* [Description of the task]: Reproduce only the lines from the line containing "Parse this screenshot: output" to the end of the entries below, including both of those lines.

***** Data for the task *****

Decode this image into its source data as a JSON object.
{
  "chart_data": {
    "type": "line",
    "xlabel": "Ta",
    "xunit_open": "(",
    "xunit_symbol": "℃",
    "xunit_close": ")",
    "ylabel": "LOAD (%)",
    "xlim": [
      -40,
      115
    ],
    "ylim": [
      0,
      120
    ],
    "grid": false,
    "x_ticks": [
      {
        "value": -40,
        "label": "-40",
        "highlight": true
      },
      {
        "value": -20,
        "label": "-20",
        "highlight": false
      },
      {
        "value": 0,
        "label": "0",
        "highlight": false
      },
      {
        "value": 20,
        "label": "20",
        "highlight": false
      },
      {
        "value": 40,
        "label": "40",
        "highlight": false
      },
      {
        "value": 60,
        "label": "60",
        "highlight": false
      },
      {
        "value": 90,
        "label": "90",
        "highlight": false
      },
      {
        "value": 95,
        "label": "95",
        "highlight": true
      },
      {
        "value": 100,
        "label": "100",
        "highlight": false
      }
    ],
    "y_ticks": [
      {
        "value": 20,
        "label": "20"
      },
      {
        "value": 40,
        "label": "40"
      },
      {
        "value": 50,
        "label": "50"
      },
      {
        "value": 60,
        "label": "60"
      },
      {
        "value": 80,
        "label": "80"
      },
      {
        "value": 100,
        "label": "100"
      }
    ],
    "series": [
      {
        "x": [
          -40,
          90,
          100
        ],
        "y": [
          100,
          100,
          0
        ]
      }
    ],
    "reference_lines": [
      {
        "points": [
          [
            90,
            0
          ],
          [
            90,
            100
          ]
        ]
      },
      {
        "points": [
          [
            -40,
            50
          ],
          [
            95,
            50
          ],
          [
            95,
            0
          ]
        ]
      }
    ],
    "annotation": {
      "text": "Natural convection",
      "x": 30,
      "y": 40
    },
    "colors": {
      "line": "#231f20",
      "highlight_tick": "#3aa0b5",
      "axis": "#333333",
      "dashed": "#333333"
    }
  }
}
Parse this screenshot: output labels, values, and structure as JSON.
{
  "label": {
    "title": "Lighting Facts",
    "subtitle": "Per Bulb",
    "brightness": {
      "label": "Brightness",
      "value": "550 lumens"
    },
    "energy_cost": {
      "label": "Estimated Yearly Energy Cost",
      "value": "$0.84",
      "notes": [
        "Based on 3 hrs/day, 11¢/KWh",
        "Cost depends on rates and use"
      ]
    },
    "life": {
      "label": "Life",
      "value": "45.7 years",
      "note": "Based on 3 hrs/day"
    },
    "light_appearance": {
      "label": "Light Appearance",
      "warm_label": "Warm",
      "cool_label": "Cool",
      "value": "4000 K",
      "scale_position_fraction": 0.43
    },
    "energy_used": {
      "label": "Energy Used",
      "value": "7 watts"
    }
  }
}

*****

* [Response]:
Parse this screenshot: output labels, values, and structure as JSON.
{
  "label": {
    "title": "Lighting Facts",
    "subtitle": "Per Bulb",
    "brightness": {
      "label": "Brightness",
      "value": "550 lumens"
    },
    "energy_cost": {
      "label": "Estimated Yearly Energy Cost",
      "value": "$0.84",
      "notes": [
        "Based on 3 hrs/day, 11¢/KWh",
        "Cost depends on rates and use"
      ]
    },
    "life": {
      "label": "Life",
      "value": "45.7 years",
      "note": "Based on 3 hrs/day"
    },
    "light_appearance": {
      "label": "Light Appearance",
      "warm_label": "Warm",
      "cool_label": "Cool",
      "value": "4000 K",
      "scale_position_fraction": 0.43
    },
    "energy_used": {
      "label": "Energy Used",
      "value": "7 watts"
    }
  }
}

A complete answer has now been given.